> _Do this_: Copy the data precisely, keeping every character.
---------- Extracted data
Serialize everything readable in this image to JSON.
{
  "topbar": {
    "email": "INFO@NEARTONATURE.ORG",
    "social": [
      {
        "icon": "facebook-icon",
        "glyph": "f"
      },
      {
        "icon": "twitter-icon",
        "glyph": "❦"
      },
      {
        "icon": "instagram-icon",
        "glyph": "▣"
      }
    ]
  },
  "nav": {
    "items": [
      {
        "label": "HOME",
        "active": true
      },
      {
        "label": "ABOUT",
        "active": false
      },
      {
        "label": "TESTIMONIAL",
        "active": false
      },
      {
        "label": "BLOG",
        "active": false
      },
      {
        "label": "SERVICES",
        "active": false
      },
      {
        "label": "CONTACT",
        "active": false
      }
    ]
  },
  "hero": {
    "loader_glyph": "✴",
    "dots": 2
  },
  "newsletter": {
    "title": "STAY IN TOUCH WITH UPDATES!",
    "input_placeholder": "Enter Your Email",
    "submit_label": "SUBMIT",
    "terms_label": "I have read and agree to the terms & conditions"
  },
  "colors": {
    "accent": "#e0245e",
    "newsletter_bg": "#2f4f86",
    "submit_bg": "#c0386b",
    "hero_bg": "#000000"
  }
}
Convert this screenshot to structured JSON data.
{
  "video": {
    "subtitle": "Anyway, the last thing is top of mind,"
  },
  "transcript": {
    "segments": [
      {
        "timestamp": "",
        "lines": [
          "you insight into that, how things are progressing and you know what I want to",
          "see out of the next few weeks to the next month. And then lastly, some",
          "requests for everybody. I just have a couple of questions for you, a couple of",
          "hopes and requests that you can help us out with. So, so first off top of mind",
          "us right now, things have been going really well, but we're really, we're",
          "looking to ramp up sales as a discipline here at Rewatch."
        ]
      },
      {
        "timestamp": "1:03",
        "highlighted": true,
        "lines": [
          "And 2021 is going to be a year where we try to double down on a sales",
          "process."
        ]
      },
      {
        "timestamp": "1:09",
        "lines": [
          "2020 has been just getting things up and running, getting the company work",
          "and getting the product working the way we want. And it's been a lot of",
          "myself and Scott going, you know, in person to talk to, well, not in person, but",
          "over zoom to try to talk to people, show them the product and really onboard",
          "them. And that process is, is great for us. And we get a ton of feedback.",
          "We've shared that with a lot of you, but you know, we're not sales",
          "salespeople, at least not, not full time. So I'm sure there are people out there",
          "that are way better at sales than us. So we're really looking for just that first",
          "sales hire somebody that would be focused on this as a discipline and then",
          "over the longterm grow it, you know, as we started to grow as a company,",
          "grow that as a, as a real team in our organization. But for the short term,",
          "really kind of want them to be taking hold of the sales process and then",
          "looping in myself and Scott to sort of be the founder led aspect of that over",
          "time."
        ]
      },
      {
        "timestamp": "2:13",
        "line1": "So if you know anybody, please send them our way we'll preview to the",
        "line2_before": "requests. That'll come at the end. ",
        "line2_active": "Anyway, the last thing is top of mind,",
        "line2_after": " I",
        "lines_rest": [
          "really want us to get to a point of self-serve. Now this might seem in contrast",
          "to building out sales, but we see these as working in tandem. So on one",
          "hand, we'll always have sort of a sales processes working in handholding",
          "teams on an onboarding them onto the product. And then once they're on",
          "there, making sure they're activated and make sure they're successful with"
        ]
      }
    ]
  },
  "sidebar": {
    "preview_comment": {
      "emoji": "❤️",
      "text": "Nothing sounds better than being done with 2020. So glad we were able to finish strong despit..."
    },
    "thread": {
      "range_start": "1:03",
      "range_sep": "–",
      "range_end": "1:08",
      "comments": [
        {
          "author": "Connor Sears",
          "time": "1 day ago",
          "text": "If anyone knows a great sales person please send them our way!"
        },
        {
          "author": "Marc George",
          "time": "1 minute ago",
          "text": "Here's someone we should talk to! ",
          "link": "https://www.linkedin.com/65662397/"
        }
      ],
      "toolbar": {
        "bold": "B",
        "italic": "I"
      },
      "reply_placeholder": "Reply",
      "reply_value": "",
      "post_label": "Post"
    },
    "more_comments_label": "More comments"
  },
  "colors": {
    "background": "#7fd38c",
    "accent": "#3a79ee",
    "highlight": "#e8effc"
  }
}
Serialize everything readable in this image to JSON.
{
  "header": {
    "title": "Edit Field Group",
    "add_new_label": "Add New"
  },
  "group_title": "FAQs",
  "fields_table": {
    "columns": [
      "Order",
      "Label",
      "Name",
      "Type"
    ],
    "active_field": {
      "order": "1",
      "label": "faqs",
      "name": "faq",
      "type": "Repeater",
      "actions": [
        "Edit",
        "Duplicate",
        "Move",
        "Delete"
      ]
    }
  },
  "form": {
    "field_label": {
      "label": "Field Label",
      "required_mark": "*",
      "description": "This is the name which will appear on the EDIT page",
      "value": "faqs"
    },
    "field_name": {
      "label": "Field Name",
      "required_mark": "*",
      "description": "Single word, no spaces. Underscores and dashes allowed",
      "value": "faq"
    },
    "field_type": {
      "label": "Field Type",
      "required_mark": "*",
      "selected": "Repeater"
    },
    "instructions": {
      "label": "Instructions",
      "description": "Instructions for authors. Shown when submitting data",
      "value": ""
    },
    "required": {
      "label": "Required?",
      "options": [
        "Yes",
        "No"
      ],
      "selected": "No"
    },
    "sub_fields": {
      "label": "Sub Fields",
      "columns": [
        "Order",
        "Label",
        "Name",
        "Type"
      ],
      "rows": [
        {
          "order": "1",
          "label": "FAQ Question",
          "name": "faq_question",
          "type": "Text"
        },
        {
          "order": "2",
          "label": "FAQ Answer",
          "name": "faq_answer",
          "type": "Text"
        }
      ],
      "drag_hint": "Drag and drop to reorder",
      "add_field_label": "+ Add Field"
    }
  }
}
--------------------
> _Exercise solution_:
Serialize everything readable in this image to JSON.
{
  "topbar": {
    "email": "INFO@NEARTONATURE.ORG",
    "social": [
      {
        "icon": "facebook-icon",
        "glyph": "f"
      },
      {
        "icon": "twitter-icon",
        "glyph": "❦"
      },
      {
        "icon": "instagram-icon",
        "glyph": "▣"
      }
    ]
  },
  "nav": {
    "items": [
      {
        "label": "HOME",
        "active": true
      },
      {
        "label": "ABOUT",
        "active": false
      },
      {
        "label": "TESTIMONIAL",
        "active": false
      },
      {
        "label": "BLOG",
        "active": false
      },
      {
        "label": "SERVICES",
        "active": false
      },
      {
        "label": "CONTACT",
        "active": false
      }
    ]
  },
  "hero": {
    "loader_glyph": "✴",
    "dots": 2
  },
  "newsletter": {
    "title": "STAY IN TOUCH WITH UPDATES!",
    "input_placeholder": "Enter Your Email",
    "submit_label": "SUBMIT",
    "terms_label": "I have read and agree to the terms & conditions"
  },
  "colors": {
    "accent": "#e0245e",
    "newsletter_bg": "#2f4f86",
    "submit_bg": "#c0386b",
    "hero_bg": "#000000"
  }
}
Convert this screenshot to structured JSON data.
{
  "video": {
    "subtitle": "Anyway, the last thing is top of mind,"
  },
  "transcript": {
    "segments": [
      {
        "timestamp": "",
        "lines": [
          "you insight into that, how things are progressing and you know what I want to",
          "see out of the next few weeks to the next month. And then lastly, some",
          "requests for everybody. I just have a couple of questions for you, a couple of",
          "hopes and requests that you can help us out with. So, so first off top of mind",
          "us right now, things have been going really well, but we're really, we're",
          "looking to ramp up sales as a discipline here at Rewatch."
        ]
      },
      {
        "timestamp": "1:03",
        "highlighted": true,
        "lines": [
          "And 2021 is going to be a year where we try to double down on a sales",
          "process."
        ]
      },
      {
        "timestamp": "1:09",
        "lines": [
          "2020 has been just getting things up and running, getting the company work",
          "and getting the product working the way we want. And it's been a lot of",
          "myself and Scott going, you know, in person to talk to, well, not in person, but",
          "over zoom to try to talk to people, show them the product and really onboard",
          "them. And that process is, is great for us. And we get a ton of feedback.",
          "We've shared that with a lot of you, but you know, we're not sales",
          "salespeople, at least not, not full time. So I'm sure there are people out there",
          "that are way better at sales than us. So we're really looking for just that first",
          "sales hire somebody that would be focused on this as a discipline and then",
          "over the longterm grow it, you know, as we started to grow as a company,",
          "grow that as a, as a real team in our organization. But for the short term,",
          "really kind of want them to be taking hold of the sales process and then",
          "looping in myself and Scott to sort of be the founder led aspect of that over",
          "time."
        ]
      },
      {
        "timestamp": "2:13",
        "line1": "So if you know anybody, please send them our way we'll preview to the",
        "line2_before": "requests. That'll come at the end. ",
        "line2_active": "Anyway, the last thing is top of mind,",
        "line2_after": " I",
        "lines_rest": [
          "really want us to get to a point of self-serve. Now this might seem in contrast",
          "to building out sales, but we see these as working in tandem. So on one",
          "hand, we'll always have sort of a sales processes working in handholding",
          "teams on an onboarding them onto the product. And then once they're on",
          "there, making sure they're activated and make sure they're successful with"
        ]
      }
    ]
  },
  "sidebar": {
    "preview_comment": {
      "emoji": "❤️",
      "text": "Nothing sounds better than being done with 2020. So glad we were able to finish strong despit..."
    },
    "thread": {
      "range_start": "1:03",
      "range_sep": "–",
      "range_end": "1:08",
      "comments": [
        {
          "author": "Connor Sears",
          "time": "1 day ago",
          "text": "If anyone knows a great sales person please send them our way!"
        },
        {
          "author": "Marc George",
          "time": "1 minute ago",
          "text": "Here's someone we should talk to! ",
          "link": "https://www.linkedin.com/65662397/"
        }
      ],
      "toolbar": {
        "bold": "B",
        "italic": "I"
      },
      "reply_placeholder": "Reply",
      "reply_value": "",
      "post_label": "Post"
    },
    "more_comments_label": "More comments"
  },
  "colors": {
    "background": "#7fd38c",
    "accent": "#3a79ee",
    "highlight": "#e8effc"
  }
}
Serialize everything readable in this image to JSON.
{
  "header": {
    "title": "Edit Field Group",
    "add_new_label": "Add New"
  },
  "group_title": "FAQs",
  "fields_table": {
    "columns": [
      "Order",
      "Label",
      "Name",
      "Type"
    ],
    "active_field": {
      "order": "1",
      "label": "faqs",
      "name": "faq",
      "type": "Repeater",
      "actions": [
        "Edit",
        "Duplicate",
        "Move",
        "Delete"
      ]
    }
  },
  "form": {
    "field_label": {
      "label": "Field Label",
      "required_mark": "*",
      "description": "This is the name which will appear on the EDIT page",
      "value": "faqs"
    },
    "field_name": {
      "label": "Field Name",
      "required_mark": "*",
      "description": "Single word, no spaces. Underscores and dashes allowed",
      "value": "faq"
    },
    "field_type": {
      "label": "Field Type",
      "required_mark": "*",
      "selected": "Repeater"
    },
    "instructions": {
      "label": "Instructions",
      "description": "Instructions for authors. Shown when submitting data",
      "value": ""
    },
    "required": {
      "label": "Required?",
      "options": [
        "Yes",
        "No"
      ],
      "selected": "No"
    },
    "sub_fields": {
      "label": "Sub Fields",
      "columns": [
        "Order",
        "Label",
        "Name",
        "Type"
      ],
      "rows": [
        {
          "order": "1",
          "label": "FAQ Question",
          "name": "faq_question",
          "type": "Text"
        },
        {
          "order": "2",
          "label": "FAQ Answer",
          "name": "faq_answer",
          "type": "Text"
        }
      ],
      "drag_hint": "Drag and drop to reorder",
      "add_field_label": "+ Add Field"
    }
  }
}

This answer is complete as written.